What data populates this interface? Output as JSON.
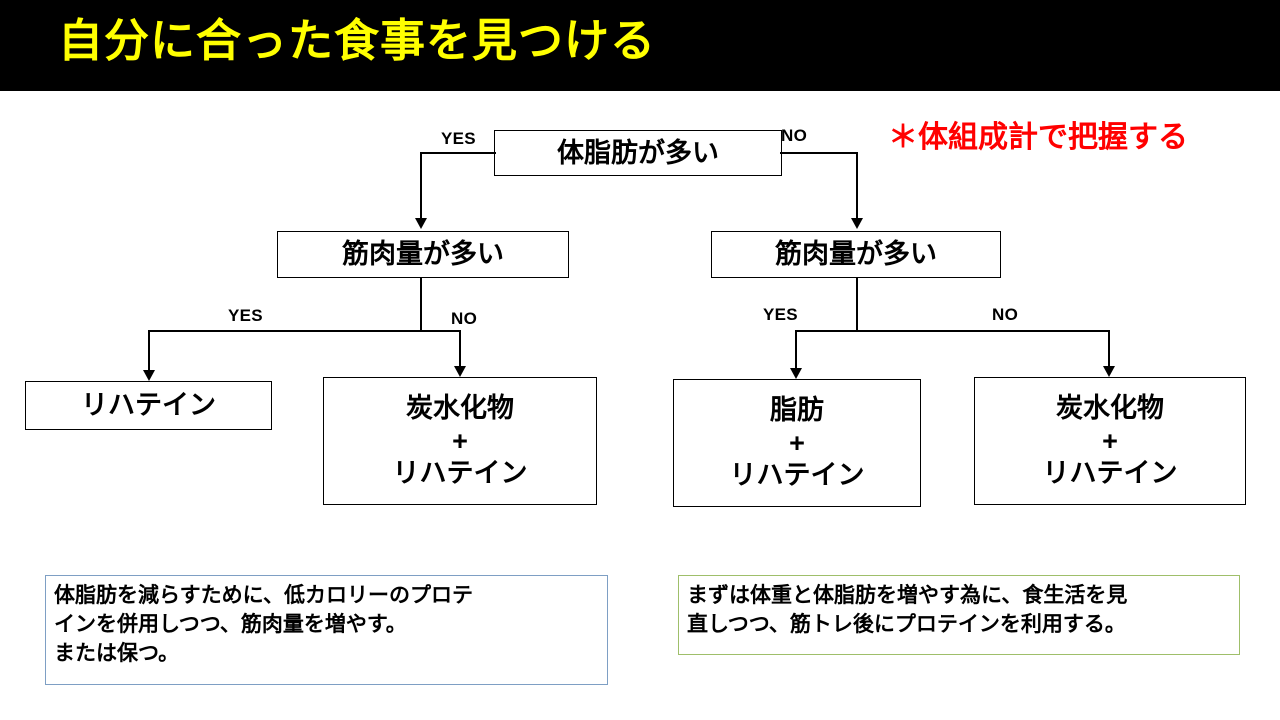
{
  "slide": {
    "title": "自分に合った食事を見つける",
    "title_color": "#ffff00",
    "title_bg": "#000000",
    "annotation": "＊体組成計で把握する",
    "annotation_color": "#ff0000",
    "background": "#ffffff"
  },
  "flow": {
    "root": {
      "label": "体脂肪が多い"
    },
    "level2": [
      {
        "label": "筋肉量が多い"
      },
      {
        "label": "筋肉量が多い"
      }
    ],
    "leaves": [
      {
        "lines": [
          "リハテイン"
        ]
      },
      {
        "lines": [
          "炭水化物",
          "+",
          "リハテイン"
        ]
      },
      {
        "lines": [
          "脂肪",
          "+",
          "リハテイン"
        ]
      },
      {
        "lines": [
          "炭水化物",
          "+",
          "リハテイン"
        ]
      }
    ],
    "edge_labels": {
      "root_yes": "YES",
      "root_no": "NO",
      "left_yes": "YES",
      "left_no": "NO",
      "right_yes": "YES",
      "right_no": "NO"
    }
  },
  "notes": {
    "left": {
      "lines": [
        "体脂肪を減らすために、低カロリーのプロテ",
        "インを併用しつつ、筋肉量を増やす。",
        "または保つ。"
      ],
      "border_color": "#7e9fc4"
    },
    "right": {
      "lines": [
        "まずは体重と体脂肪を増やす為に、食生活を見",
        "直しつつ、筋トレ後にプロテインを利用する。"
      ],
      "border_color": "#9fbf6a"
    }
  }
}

● ● ● ● ● ● ●

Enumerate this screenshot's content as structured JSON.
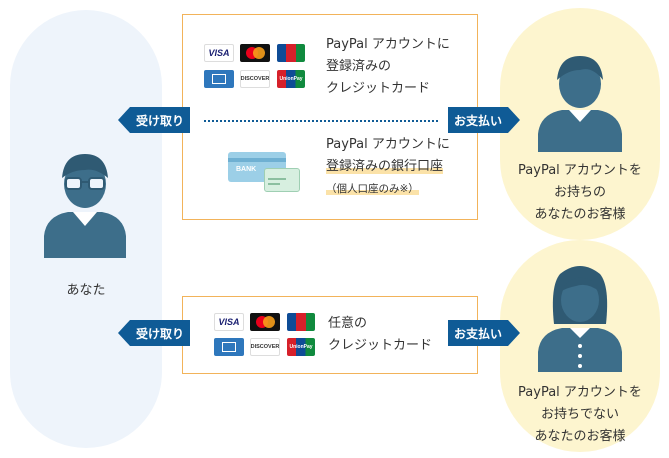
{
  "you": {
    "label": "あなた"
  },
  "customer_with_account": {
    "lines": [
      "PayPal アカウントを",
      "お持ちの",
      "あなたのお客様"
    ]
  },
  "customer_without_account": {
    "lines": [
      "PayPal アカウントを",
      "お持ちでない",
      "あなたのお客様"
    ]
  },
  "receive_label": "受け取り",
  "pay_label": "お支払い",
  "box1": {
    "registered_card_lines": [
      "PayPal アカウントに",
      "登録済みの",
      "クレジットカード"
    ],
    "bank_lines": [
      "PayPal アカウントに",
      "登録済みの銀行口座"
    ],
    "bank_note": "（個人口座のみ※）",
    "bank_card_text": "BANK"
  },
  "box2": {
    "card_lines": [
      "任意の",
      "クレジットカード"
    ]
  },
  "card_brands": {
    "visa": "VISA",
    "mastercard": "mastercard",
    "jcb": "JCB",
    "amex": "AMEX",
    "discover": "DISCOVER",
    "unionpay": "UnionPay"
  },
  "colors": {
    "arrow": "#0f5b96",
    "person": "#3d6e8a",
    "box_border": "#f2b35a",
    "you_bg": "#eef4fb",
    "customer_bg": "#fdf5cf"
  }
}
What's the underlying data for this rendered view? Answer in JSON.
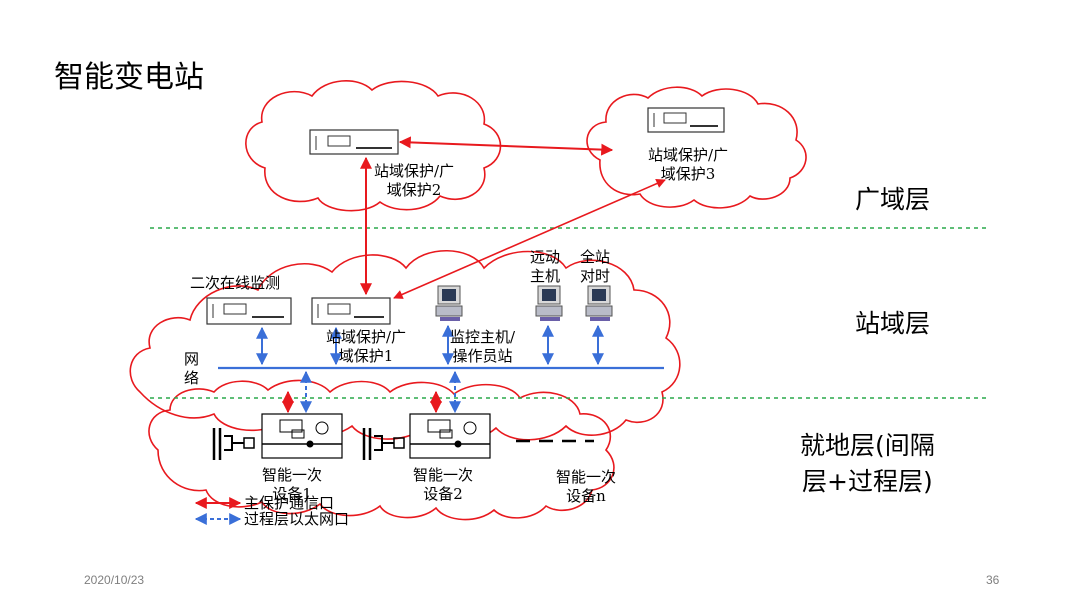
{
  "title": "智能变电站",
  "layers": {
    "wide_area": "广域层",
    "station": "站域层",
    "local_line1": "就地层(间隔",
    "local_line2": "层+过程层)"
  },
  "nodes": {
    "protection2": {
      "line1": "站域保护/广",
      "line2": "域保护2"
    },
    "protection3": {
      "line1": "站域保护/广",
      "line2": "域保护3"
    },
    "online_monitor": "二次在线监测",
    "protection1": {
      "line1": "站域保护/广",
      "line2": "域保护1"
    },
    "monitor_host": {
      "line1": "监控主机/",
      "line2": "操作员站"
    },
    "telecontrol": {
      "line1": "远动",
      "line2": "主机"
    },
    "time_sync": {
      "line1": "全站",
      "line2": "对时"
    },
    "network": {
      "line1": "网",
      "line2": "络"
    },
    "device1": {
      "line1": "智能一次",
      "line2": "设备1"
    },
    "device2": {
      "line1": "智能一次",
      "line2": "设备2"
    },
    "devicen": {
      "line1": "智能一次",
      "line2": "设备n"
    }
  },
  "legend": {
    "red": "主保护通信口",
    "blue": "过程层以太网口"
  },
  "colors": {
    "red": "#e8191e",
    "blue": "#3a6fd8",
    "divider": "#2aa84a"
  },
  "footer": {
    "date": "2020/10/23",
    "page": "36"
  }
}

● ● ● ● ● ● ●

The request:
Go through the listing above and return every line where the word "data" occurs.

The response:
What data populates this interface? Output as JSON.
What's the underlying data for this rendered view? Answer in JSON.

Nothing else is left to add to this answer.